Provided records:
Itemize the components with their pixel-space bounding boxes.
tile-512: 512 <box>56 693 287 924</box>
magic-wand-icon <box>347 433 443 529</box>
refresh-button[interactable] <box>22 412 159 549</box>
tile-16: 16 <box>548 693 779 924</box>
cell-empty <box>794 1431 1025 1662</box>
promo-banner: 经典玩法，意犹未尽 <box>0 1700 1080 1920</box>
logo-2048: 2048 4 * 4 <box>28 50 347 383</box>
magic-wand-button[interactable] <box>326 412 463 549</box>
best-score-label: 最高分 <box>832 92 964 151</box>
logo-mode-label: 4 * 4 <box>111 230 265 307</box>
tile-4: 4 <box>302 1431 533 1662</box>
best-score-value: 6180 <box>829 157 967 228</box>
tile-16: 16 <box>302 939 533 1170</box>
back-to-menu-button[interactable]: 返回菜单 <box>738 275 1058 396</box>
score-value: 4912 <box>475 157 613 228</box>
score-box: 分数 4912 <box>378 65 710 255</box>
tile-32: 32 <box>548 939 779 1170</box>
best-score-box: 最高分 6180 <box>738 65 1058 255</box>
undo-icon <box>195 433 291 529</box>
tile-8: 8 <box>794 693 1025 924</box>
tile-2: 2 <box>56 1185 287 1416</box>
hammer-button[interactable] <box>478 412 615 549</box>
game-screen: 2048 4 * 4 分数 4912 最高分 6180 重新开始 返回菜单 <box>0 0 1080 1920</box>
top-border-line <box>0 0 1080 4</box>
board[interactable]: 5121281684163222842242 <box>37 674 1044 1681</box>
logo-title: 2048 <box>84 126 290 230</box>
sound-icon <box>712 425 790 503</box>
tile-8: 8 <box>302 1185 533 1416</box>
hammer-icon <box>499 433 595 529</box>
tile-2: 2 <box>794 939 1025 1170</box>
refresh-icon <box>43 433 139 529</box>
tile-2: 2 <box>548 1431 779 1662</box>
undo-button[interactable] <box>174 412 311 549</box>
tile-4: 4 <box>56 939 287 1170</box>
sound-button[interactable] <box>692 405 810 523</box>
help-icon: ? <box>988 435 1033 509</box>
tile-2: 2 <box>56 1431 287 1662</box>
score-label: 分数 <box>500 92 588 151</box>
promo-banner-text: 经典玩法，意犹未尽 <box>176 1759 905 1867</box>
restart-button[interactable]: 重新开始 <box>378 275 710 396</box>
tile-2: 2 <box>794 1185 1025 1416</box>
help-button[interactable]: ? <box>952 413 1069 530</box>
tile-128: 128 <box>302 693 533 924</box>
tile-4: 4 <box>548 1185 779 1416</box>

To be done:
Copy out each line above that contains the string "undo".

Answer below:
undo-icon <box>195 433 291 529</box>
undo-button[interactable] <box>174 412 311 549</box>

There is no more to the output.